— What to produce —
Transcribe the material word for word, but without the images.

___ Source records

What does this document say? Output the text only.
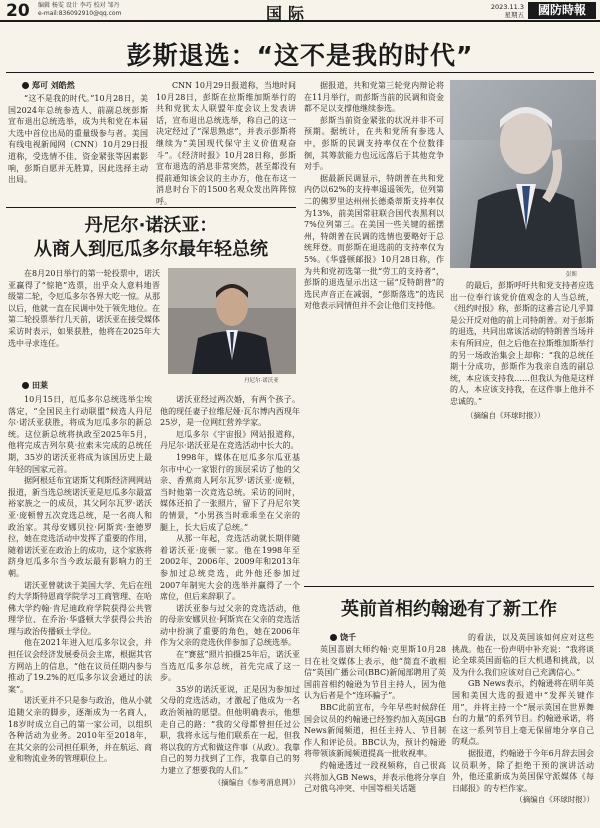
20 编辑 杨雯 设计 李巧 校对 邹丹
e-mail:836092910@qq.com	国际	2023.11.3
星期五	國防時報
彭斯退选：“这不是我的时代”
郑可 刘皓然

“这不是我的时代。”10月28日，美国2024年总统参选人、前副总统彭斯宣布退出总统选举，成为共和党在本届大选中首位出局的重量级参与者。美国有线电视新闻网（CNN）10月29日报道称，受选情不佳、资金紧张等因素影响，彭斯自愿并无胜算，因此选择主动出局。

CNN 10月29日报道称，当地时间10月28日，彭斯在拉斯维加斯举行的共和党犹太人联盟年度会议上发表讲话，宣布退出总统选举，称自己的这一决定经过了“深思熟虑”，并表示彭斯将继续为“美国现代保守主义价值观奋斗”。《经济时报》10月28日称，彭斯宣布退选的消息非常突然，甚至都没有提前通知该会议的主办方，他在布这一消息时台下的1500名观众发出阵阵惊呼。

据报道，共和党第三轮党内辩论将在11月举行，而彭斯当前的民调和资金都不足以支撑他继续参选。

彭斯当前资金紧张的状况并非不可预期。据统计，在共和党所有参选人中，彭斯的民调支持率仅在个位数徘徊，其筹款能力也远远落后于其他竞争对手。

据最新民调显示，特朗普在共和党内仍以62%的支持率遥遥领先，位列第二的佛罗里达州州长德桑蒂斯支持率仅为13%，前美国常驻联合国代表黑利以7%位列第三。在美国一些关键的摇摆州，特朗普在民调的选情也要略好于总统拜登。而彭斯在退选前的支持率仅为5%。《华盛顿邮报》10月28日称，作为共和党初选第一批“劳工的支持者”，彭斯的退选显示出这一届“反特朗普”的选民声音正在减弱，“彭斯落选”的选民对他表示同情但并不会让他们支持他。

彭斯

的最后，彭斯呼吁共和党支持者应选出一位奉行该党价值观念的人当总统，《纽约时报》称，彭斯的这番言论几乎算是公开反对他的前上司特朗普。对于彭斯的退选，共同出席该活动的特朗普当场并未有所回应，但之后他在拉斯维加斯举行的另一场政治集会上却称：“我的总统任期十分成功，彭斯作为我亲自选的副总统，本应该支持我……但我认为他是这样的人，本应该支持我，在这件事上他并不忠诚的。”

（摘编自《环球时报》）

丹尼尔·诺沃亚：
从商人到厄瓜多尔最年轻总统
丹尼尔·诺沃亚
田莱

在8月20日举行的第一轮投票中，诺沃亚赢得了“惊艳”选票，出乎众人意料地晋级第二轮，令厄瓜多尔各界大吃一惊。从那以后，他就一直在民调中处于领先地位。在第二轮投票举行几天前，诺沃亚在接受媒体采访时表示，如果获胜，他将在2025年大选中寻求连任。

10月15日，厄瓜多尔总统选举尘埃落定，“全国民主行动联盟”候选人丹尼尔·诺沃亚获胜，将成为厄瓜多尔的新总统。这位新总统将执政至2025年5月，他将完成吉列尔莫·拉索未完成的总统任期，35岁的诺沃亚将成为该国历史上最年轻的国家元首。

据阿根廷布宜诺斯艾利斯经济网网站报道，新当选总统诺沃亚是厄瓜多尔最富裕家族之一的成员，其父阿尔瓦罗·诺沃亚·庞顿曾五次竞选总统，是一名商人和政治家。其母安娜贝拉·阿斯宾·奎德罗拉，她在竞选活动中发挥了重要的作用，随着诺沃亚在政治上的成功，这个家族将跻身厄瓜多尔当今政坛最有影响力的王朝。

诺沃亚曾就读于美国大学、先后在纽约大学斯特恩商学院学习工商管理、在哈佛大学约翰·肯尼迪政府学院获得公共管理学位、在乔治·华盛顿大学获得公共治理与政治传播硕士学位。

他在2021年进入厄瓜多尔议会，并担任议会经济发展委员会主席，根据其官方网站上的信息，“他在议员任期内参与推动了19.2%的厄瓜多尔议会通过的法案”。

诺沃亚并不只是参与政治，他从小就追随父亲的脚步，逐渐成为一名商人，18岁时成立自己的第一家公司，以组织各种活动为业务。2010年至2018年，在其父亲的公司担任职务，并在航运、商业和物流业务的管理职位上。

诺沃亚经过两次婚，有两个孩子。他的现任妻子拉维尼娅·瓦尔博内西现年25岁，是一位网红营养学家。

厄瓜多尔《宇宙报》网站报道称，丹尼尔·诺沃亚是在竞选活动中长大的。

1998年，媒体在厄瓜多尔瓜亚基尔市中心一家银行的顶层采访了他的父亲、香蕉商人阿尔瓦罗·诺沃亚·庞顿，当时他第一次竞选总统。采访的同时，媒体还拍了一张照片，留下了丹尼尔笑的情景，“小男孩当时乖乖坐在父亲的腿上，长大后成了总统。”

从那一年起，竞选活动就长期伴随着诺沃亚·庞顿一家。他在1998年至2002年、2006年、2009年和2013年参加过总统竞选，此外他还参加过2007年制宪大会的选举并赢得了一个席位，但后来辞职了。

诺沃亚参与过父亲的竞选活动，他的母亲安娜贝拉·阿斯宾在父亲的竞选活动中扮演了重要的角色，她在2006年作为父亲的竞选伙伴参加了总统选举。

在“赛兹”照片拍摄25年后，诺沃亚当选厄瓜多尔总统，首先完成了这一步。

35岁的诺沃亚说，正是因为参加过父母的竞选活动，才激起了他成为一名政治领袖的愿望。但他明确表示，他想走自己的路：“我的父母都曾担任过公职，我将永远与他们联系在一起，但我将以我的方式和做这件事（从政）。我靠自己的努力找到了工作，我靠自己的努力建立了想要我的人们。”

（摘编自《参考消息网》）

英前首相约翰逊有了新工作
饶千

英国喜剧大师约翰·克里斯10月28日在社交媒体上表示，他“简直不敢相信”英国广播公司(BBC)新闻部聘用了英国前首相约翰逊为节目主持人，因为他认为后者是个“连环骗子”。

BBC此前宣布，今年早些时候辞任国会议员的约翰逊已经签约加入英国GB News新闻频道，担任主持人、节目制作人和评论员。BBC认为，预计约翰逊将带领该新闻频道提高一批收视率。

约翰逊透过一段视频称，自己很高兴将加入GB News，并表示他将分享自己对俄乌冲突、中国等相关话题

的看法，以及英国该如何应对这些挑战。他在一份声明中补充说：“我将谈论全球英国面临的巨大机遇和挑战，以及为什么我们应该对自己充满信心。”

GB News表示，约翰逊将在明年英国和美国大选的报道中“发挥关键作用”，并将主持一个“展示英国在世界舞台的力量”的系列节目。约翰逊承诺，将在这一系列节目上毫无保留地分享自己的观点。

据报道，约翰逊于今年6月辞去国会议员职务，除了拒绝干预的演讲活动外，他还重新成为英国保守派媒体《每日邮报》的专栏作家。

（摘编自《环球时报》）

______

— Result for this task —
What does this document say? Output the text only.
20 编辑 杨雯 设计 李巧 校对 邹丹
e-mail:836092910@qq.com	国际	2023.11.3
星期五	國防時報
彭斯退选：“这不是我的时代”
郑可 刘皓然

“这不是我的时代。”10月28日，美国2024年总统参选人、前副总统彭斯宣布退出总统选举，成为共和党在本届大选中首位出局的重量级参与者。美国有线电视新闻网（CNN）10月29日报道称，受选情不佳、资金紧张等因素影响，彭斯自愿并无胜算，因此选择主动出局。

CNN 10月29日报道称，当地时间10月28日，彭斯在拉斯维加斯举行的共和党犹太人联盟年度会议上发表讲话，宣布退出总统选举，称自己的这一决定经过了“深思熟虑”，并表示彭斯将继续为“美国现代保守主义价值观奋斗”。《经济时报》10月28日称，彭斯宣布退选的消息非常突然，甚至都没有提前通知该会议的主办方，他在布这一消息时台下的1500名观众发出阵阵惊呼。

据报道，共和党第三轮党内辩论将在11月举行，而彭斯当前的民调和资金都不足以支撑他继续参选。

彭斯当前资金紧张的状况并非不可预期。据统计，在共和党所有参选人中，彭斯的民调支持率仅在个位数徘徊，其筹款能力也远远落后于其他竞争对手。

据最新民调显示，特朗普在共和党内仍以62%的支持率遥遥领先，位列第二的佛罗里达州州长德桑蒂斯支持率仅为13%，前美国常驻联合国代表黑利以7%位列第三。在美国一些关键的摇摆州，特朗普在民调的选情也要略好于总统拜登。而彭斯在退选前的支持率仅为5%。《华盛顿邮报》10月28日称，作为共和党初选第一批“劳工的支持者”，彭斯的退选显示出这一届“反特朗普”的选民声音正在减弱，“彭斯落选”的选民对他表示同情但并不会让他们支持他。

彭斯

的最后，彭斯呼吁共和党支持者应选出一位奉行该党价值观念的人当总统，《纽约时报》称，彭斯的这番言论几乎算是公开反对他的前上司特朗普。对于彭斯的退选，共同出席该活动的特朗普当场并未有所回应，但之后他在拉斯维加斯举行的另一场政治集会上却称：“我的总统任期十分成功，彭斯作为我亲自选的副总统，本应该支持我……但我认为他是这样的人，本应该支持我，在这件事上他并不忠诚的。”

（摘编自《环球时报》）

丹尼尔·诺沃亚：
从商人到厄瓜多尔最年轻总统
丹尼尔·诺沃亚
田莱

在8月20日举行的第一轮投票中，诺沃亚赢得了“惊艳”选票，出乎众人意料地晋级第二轮，令厄瓜多尔各界大吃一惊。从那以后，他就一直在民调中处于领先地位。在第二轮投票举行几天前，诺沃亚在接受媒体采访时表示，如果获胜，他将在2025年大选中寻求连任。

10月15日，厄瓜多尔总统选举尘埃落定，“全国民主行动联盟”候选人丹尼尔·诺沃亚获胜，将成为厄瓜多尔的新总统。这位新总统将执政至2025年5月，他将完成吉列尔莫·拉索未完成的总统任期，35岁的诺沃亚将成为该国历史上最年轻的国家元首。

据阿根廷布宜诺斯艾利斯经济网网站报道，新当选总统诺沃亚是厄瓜多尔最富裕家族之一的成员，其父阿尔瓦罗·诺沃亚·庞顿曾五次竞选总统，是一名商人和政治家。其母安娜贝拉·阿斯宾·奎德罗拉，她在竞选活动中发挥了重要的作用，随着诺沃亚在政治上的成功，这个家族将跻身厄瓜多尔当今政坛最有影响力的王朝。

诺沃亚曾就读于美国大学、先后在纽约大学斯特恩商学院学习工商管理、在哈佛大学约翰·肯尼迪政府学院获得公共管理学位、在乔治·华盛顿大学获得公共治理与政治传播硕士学位。

他在2021年进入厄瓜多尔议会，并担任议会经济发展委员会主席，根据其官方网站上的信息，“他在议员任期内参与推动了19.2%的厄瓜多尔议会通过的法案”。

诺沃亚并不只是参与政治，他从小就追随父亲的脚步，逐渐成为一名商人，18岁时成立自己的第一家公司，以组织各种活动为业务。2010年至2018年，在其父亲的公司担任职务，并在航运、商业和物流业务的管理职位上。

诺沃亚经过两次婚，有两个孩子。他的现任妻子拉维尼娅·瓦尔博内西现年25岁，是一位网红营养学家。

厄瓜多尔《宇宙报》网站报道称，丹尼尔·诺沃亚是在竞选活动中长大的。

1998年，媒体在厄瓜多尔瓜亚基尔市中心一家银行的顶层采访了他的父亲、香蕉商人阿尔瓦罗·诺沃亚·庞顿，当时他第一次竞选总统。采访的同时，媒体还拍了一张照片，留下了丹尼尔笑的情景，“小男孩当时乖乖坐在父亲的腿上，长大后成了总统。”

从那一年起，竞选活动就长期伴随着诺沃亚·庞顿一家。他在1998年至2002年、2006年、2009年和2013年参加过总统竞选，此外他还参加过2007年制宪大会的选举并赢得了一个席位，但后来辞职了。

诺沃亚参与过父亲的竞选活动，他的母亲安娜贝拉·阿斯宾在父亲的竞选活动中扮演了重要的角色，她在2006年作为父亲的竞选伙伴参加了总统选举。

在“赛兹”照片拍摄25年后，诺沃亚当选厄瓜多尔总统，首先完成了这一步。

35岁的诺沃亚说，正是因为参加过父母的竞选活动，才激起了他成为一名政治领袖的愿望。但他明确表示，他想走自己的路：“我的父母都曾担任过公职，我将永远与他们联系在一起，但我将以我的方式和做这件事（从政）。我靠自己的努力找到了工作，我靠自己的努力建立了想要我的人们。”

（摘编自《参考消息网》）

英前首相约翰逊有了新工作
饶千

英国喜剧大师约翰·克里斯10月28日在社交媒体上表示，他“简直不敢相信”英国广播公司(BBC)新闻部聘用了英国前首相约翰逊为节目主持人，因为他认为后者是个“连环骗子”。

BBC此前宣布，今年早些时候辞任国会议员的约翰逊已经签约加入英国GB News新闻频道，担任主持人、节目制作人和评论员。BBC认为，预计约翰逊将带领该新闻频道提高一批收视率。

约翰逊透过一段视频称，自己很高兴将加入GB News，并表示他将分享自己对俄乌冲突、中国等相关话题

的看法，以及英国该如何应对这些挑战。他在一份声明中补充说：“我将谈论全球英国面临的巨大机遇和挑战，以及为什么我们应该对自己充满信心。”

GB News表示，约翰逊将在明年英国和美国大选的报道中“发挥关键作用”，并将主持一个“展示英国在世界舞台的力量”的系列节目。约翰逊承诺，将在这一系列节目上毫无保留地分享自己的观点。

据报道，约翰逊于今年6月辞去国会议员职务，除了拒绝干预的演讲活动外，他还重新成为英国保守派媒体《每日邮报》的专栏作家。

（摘编自《环球时报》）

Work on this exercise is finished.